Exactly reproduce all the records, keeping pictures out of the copy.

Saved entries:
▬▬▬▬▬▬

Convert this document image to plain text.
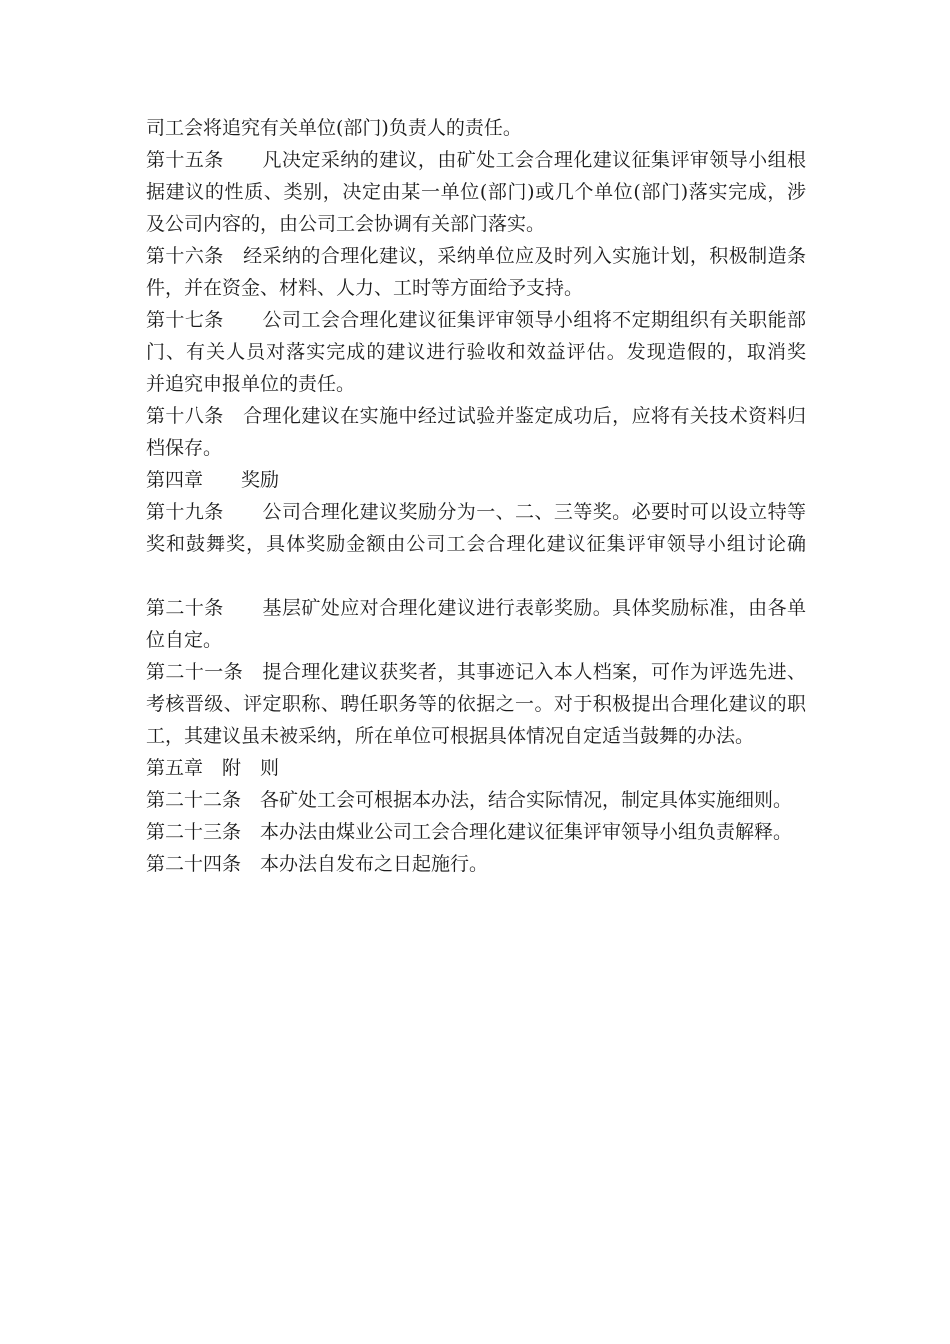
司工会将追究有关单位(部门)负责人的责任。
第十五条　　凡决定采纳的建议，由矿处工会合理化建议征集评审领导小组根
据建议的性质、类别，决定由某一单位(部门)或几个单位(部门)落实完成，涉
及公司内容的，由公司工会协调有关部门落实。
第十六条　经采纳的合理化建议，采纳单位应及时列入实施计划，积极制造条
件，并在资金、材料、人力、工时等方面给予支持。
第十七条　　公司工会合理化建议征集评审领导小组将不定期组织有关职能部
门、有关人员对落实完成的建议进行验收和效益评估。发现造假的，取消奖
并追究申报单位的责任。
第十八条　合理化建议在实施中经过试验并鉴定成功后，应将有关技术资料归
档保存。
第四章　　奖励
第十九条　　公司合理化建议奖励分为一、二、三等奖。必要时可以设立特等
奖和鼓舞奖，具体奖励金额由公司工会合理化建议征集评审领导小组讨论确
第二十条　　基层矿处应对合理化建议进行表彰奖励。具体奖励标准，由各单
位自定。
第二十一条　提合理化建议获奖者，其事迹记入本人档案，可作为评选先进、
考核晋级、评定职称、聘任职务等的依据之一。对于积极提出合理化建议的职
工，其建议虽未被采纳，所在单位可根据具体情况自定适当鼓舞的办法。
第五章　附　则
第二十二条　各矿处工会可根据本办法，结合实际情况，制定具体实施细则。
第二十三条　本办法由煤业公司工会合理化建议征集评审领导小组负责解释。
第二十四条　本办法自发布之日起施行。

▬▬▬▬▬▬

**ANSWER TO THIS TASK:**
Convert this document image to plain text.
司工会将追究有关单位(部门)负责人的责任。
第十五条　　凡决定采纳的建议，由矿处工会合理化建议征集评审领导小组根
据建议的性质、类别，决定由某一单位(部门)或几个单位(部门)落实完成，涉
及公司内容的，由公司工会协调有关部门落实。
第十六条　经采纳的合理化建议，采纳单位应及时列入实施计划，积极制造条
件，并在资金、材料、人力、工时等方面给予支持。
第十七条　　公司工会合理化建议征集评审领导小组将不定期组织有关职能部
门、有关人员对落实完成的建议进行验收和效益评估。发现造假的，取消奖
并追究申报单位的责任。
第十八条　合理化建议在实施中经过试验并鉴定成功后，应将有关技术资料归
档保存。
第四章　　奖励
第十九条　　公司合理化建议奖励分为一、二、三等奖。必要时可以设立特等
奖和鼓舞奖，具体奖励金额由公司工会合理化建议征集评审领导小组讨论确
第二十条　　基层矿处应对合理化建议进行表彰奖励。具体奖励标准，由各单
位自定。
第二十一条　提合理化建议获奖者，其事迹记入本人档案，可作为评选先进、
考核晋级、评定职称、聘任职务等的依据之一。对于积极提出合理化建议的职
工，其建议虽未被采纳，所在单位可根据具体情况自定适当鼓舞的办法。
第五章　附　则
第二十二条　各矿处工会可根据本办法，结合实际情况，制定具体实施细则。
第二十三条　本办法由煤业公司工会合理化建议征集评审领导小组负责解释。
第二十四条　本办法自发布之日起施行。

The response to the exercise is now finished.